What this task involves: What's needed is an exact copy of the lines from the one that contains "Serialize everything readable" to the end of the data below, leaving the pictures out.
— START —
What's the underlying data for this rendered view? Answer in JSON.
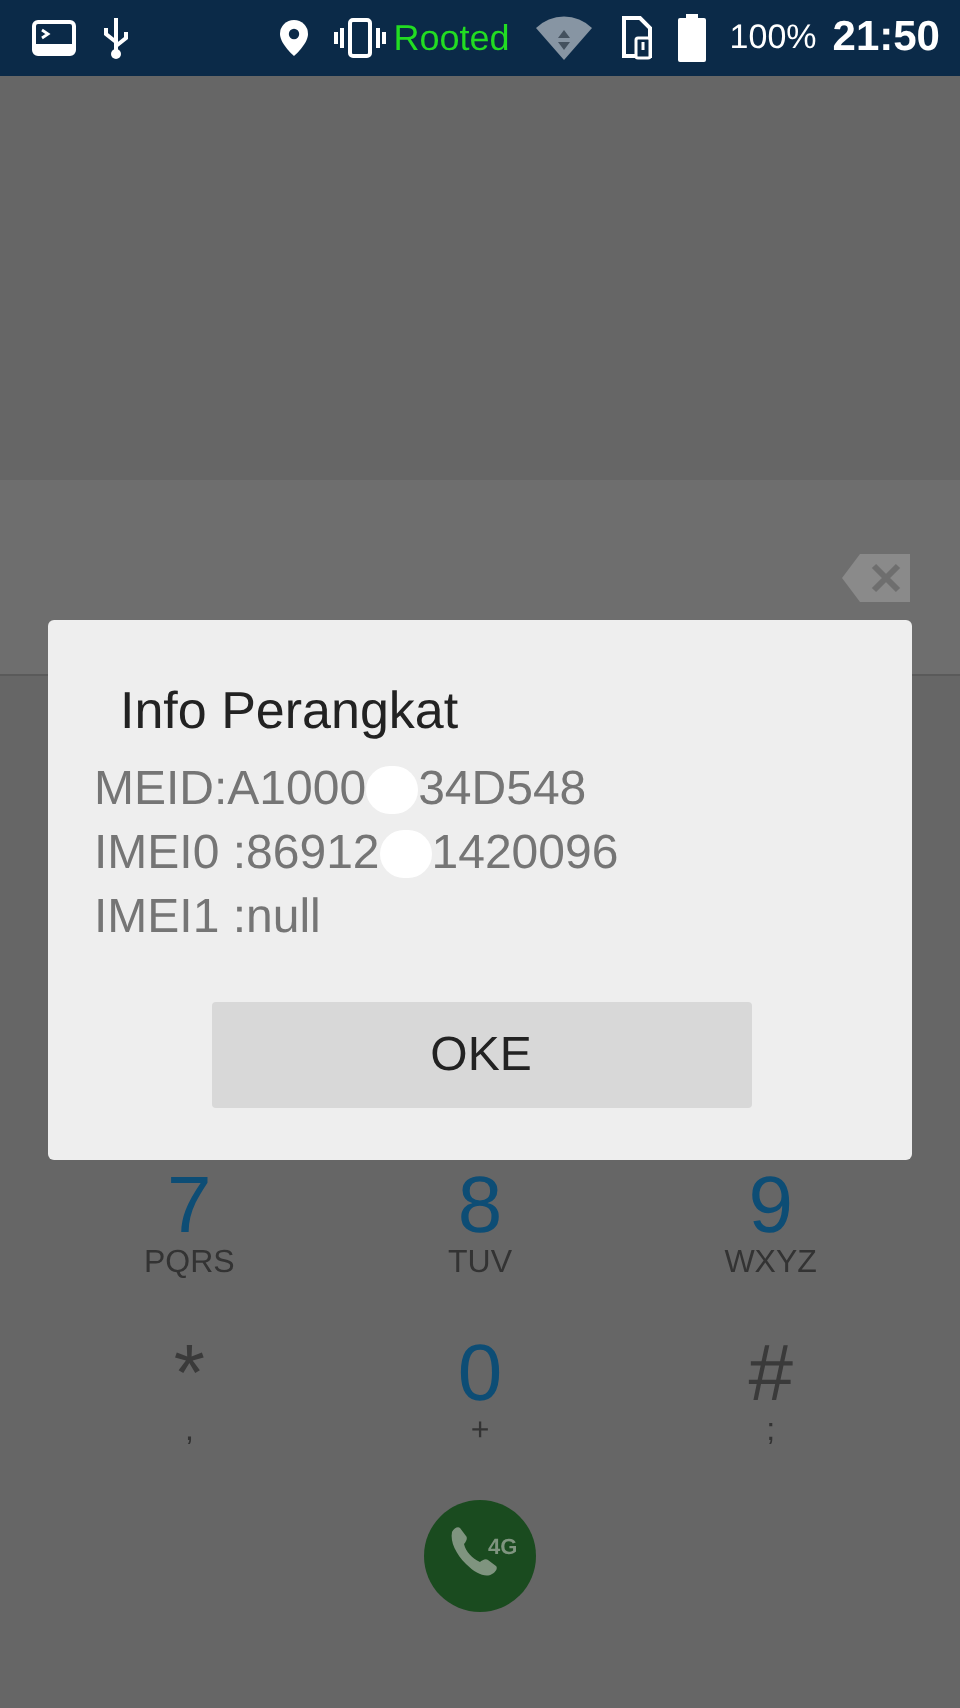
{
  "status_bar": {
    "root_label": "Rooted",
    "battery": "100%",
    "time": "21:50"
  },
  "dialog": {
    "title": "Info Perangkat",
    "lines": [
      {
        "parts": [
          "MEID:A1000",
          "34D548"
        ]
      },
      {
        "parts": [
          "IMEI0 :86912",
          "1420096"
        ]
      },
      {
        "parts": [
          "IMEI1 :null"
        ]
      }
    ],
    "button": "OKE"
  },
  "keypad": [
    {
      "kind": "digit",
      "digit": "7",
      "letters": "PQRS"
    },
    {
      "kind": "digit",
      "digit": "8",
      "letters": "TUV"
    },
    {
      "kind": "digit",
      "digit": "9",
      "letters": "WXYZ"
    },
    {
      "kind": "symbol",
      "digit": "*",
      "letters": ","
    },
    {
      "kind": "digit",
      "digit": "0",
      "letters": "+"
    },
    {
      "kind": "symbol",
      "digit": "#",
      "letters": ";"
    }
  ],
  "call_button": {
    "badge": "4G"
  }
}
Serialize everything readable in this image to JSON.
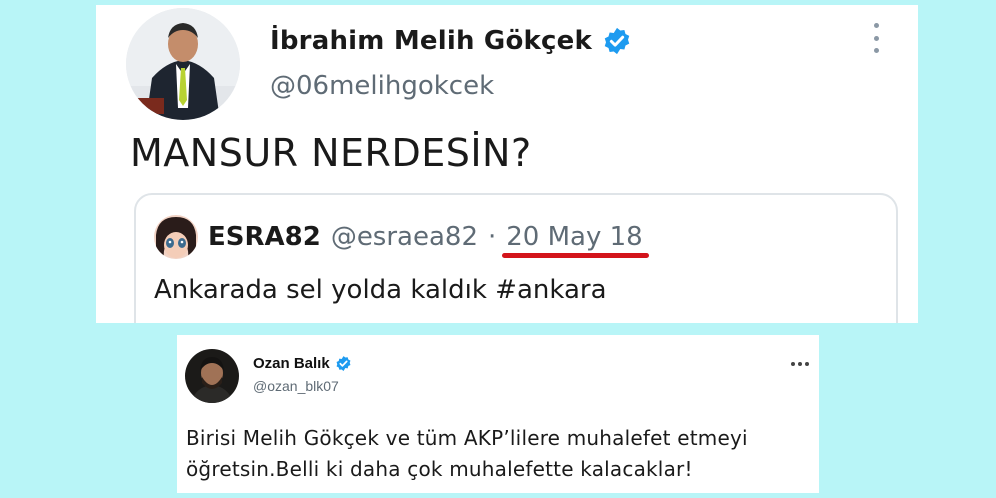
{
  "tweet_main": {
    "author_name": "İbrahim Melih Gökçek",
    "author_handle": "@06melihgokcek",
    "text": "MANSUR NERDESİN?",
    "quoted": {
      "author_name": "ESRA82",
      "author_handle": "@esraea82",
      "separator": "·",
      "date": "20 May 18",
      "text": "Ankarada sel yolda kaldık #ankara"
    }
  },
  "tweet_reply": {
    "author_name": "Ozan Balık",
    "author_handle": "@ozan_blk07",
    "text_line1": "Birisi Melih Gökçek ve tüm AKP’lilere muhalefet etmeyi",
    "text_line2": "öğretsin.Belli ki daha çok muhalefette kalacaklar!"
  },
  "icons": {
    "verified": "verified-badge-icon",
    "more": "more-options-icon"
  },
  "colors": {
    "background": "#b8f5f7",
    "verified_blue": "#1d9bf0",
    "underline_red": "#d3141b",
    "secondary_text": "#5f6b75"
  }
}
— END —
Response for this exercise:
Serialize everything readable in this image to JSON.
{
  "tweet_main": {
    "author_name": "İbrahim Melih Gökçek",
    "author_handle": "@06melihgokcek",
    "text": "MANSUR NERDESİN?",
    "quoted": {
      "author_name": "ESRA82",
      "author_handle": "@esraea82",
      "separator": "·",
      "date": "20 May 18",
      "text": "Ankarada sel yolda kaldık #ankara"
    }
  },
  "tweet_reply": {
    "author_name": "Ozan Balık",
    "author_handle": "@ozan_blk07",
    "text_line1": "Birisi Melih Gökçek ve tüm AKP’lilere muhalefet etmeyi",
    "text_line2": "öğretsin.Belli ki daha çok muhalefette kalacaklar!"
  },
  "icons": {
    "verified": "verified-badge-icon",
    "more": "more-options-icon"
  },
  "colors": {
    "background": "#b8f5f7",
    "verified_blue": "#1d9bf0",
    "underline_red": "#d3141b",
    "secondary_text": "#5f6b75"
  }
}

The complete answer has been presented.